Exercise requirements ▸ Pull every line holding the string "Shanghai" from the records below.
++++++++
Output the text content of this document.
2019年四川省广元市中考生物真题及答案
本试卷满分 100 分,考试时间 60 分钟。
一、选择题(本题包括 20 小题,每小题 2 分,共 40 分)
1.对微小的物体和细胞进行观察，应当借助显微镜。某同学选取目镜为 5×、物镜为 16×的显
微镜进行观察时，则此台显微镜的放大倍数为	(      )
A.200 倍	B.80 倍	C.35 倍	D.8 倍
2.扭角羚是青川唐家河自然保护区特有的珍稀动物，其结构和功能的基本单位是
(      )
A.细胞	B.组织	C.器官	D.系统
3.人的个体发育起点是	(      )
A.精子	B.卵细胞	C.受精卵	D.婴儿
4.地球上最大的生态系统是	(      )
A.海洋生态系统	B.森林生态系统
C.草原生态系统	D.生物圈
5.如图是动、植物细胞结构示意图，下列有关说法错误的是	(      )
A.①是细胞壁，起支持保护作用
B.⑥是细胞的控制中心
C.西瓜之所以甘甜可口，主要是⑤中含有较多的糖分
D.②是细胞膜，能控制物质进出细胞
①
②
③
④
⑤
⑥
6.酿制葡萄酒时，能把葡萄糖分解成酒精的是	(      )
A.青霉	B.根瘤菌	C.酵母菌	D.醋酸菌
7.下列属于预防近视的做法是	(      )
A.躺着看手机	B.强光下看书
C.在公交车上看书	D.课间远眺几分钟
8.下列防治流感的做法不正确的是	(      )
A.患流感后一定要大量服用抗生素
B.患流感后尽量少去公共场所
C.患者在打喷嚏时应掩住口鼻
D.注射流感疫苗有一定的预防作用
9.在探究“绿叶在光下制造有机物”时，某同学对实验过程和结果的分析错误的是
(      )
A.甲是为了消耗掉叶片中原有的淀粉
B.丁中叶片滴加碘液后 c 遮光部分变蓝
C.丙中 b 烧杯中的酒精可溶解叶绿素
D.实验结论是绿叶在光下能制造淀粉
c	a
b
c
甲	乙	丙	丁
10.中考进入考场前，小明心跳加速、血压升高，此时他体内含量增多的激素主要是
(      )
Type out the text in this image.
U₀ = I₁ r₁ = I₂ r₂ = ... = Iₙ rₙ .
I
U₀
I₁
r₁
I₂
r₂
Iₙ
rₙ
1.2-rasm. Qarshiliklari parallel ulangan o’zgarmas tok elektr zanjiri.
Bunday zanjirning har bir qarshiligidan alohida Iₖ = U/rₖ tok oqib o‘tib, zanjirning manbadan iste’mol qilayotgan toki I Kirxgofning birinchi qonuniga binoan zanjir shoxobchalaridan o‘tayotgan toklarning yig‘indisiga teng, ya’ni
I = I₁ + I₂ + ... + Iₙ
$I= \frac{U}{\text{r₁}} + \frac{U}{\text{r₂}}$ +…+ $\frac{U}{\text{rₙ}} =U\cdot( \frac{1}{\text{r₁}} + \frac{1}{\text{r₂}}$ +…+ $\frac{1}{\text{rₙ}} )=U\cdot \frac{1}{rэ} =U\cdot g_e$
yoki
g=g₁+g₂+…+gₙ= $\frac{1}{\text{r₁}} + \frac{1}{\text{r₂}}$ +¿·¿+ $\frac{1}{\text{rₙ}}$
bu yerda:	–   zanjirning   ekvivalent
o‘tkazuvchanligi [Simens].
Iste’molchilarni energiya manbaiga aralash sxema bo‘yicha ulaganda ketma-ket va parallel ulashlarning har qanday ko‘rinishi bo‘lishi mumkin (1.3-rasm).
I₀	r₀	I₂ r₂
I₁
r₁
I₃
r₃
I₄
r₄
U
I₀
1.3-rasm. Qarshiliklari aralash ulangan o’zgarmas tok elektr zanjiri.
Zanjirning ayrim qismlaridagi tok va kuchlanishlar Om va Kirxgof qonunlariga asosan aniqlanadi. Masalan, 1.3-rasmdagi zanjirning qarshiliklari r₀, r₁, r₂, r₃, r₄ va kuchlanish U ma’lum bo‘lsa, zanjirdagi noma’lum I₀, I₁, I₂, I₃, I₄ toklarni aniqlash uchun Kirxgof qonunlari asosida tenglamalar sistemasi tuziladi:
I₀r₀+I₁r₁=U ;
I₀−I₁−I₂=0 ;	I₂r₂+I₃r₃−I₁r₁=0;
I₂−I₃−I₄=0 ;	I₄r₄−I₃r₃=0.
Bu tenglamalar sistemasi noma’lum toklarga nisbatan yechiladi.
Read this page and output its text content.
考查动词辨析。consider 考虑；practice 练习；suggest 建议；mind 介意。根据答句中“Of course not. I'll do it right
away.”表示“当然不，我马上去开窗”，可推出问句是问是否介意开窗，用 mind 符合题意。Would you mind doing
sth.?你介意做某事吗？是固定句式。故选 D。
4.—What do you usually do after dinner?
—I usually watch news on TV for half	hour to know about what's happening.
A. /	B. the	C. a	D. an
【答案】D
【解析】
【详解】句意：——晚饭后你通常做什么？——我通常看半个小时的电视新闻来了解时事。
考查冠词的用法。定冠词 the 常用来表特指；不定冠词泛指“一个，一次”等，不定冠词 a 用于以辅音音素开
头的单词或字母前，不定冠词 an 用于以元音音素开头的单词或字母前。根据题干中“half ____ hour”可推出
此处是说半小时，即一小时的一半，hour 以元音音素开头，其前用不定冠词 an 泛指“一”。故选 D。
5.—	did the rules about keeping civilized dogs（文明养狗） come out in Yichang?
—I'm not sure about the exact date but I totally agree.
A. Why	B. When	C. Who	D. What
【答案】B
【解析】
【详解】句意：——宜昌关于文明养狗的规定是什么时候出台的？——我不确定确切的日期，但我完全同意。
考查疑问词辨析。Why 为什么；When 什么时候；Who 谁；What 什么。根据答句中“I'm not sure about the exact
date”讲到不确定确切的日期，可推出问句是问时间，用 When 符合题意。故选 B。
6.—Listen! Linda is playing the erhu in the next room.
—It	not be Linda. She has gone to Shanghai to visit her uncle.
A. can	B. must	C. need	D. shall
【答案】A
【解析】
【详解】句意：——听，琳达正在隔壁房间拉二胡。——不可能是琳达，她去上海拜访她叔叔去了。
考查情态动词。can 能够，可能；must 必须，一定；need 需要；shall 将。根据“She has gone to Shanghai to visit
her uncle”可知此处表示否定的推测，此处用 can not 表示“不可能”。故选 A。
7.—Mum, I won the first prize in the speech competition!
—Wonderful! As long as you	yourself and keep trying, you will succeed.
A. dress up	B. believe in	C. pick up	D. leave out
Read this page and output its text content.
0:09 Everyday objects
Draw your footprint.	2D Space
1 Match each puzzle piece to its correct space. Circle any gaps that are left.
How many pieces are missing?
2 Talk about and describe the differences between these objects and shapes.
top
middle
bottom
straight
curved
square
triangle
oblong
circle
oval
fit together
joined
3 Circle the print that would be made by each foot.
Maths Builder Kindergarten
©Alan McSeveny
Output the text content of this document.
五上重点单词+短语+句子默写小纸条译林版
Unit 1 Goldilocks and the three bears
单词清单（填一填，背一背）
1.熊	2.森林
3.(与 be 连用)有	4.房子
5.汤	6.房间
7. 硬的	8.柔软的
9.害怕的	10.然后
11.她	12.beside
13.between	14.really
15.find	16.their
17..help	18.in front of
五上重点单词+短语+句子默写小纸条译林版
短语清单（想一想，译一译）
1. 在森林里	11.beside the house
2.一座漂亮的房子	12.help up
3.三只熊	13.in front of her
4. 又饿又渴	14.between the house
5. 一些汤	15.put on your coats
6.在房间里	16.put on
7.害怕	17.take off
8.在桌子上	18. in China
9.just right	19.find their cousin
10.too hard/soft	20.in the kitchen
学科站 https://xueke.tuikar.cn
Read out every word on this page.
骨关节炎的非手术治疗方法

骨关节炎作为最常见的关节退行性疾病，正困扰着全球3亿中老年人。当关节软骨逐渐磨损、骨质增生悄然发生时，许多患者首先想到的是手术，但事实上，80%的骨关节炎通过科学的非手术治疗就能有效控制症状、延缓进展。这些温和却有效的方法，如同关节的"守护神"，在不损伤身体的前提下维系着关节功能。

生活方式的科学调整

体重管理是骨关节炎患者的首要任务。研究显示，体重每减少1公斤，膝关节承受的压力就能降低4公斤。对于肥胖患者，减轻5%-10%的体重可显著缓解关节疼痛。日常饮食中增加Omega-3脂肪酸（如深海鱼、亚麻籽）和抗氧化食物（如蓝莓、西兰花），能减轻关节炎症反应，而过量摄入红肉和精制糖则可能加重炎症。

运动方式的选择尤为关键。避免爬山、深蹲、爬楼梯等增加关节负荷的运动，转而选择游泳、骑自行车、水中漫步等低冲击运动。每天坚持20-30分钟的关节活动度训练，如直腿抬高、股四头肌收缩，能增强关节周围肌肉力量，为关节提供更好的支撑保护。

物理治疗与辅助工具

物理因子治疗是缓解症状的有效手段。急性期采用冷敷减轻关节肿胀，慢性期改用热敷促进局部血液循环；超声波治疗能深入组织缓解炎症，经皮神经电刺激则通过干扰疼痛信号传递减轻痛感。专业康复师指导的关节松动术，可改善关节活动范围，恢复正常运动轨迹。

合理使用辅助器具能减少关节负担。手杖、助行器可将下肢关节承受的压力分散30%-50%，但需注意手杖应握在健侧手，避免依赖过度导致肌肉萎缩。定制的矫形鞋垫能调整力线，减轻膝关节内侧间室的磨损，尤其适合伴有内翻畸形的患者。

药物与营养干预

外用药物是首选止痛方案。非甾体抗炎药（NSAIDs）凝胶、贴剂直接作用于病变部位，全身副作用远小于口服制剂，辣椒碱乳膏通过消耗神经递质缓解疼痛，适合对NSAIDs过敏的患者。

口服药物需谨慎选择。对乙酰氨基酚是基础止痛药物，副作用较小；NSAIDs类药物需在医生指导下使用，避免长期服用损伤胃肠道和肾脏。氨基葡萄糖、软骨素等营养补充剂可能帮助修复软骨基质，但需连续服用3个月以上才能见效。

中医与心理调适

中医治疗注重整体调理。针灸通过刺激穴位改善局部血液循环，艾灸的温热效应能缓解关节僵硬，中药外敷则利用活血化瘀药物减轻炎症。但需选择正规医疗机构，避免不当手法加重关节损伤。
++++++++
Output ▸
—It	not be Linda. She has gone to Shanghai to visit her uncle.
考查情态动词。can 能够，可能；must 必须，一定；need 需要；shall 将。根据“She has gone to Shanghai to visit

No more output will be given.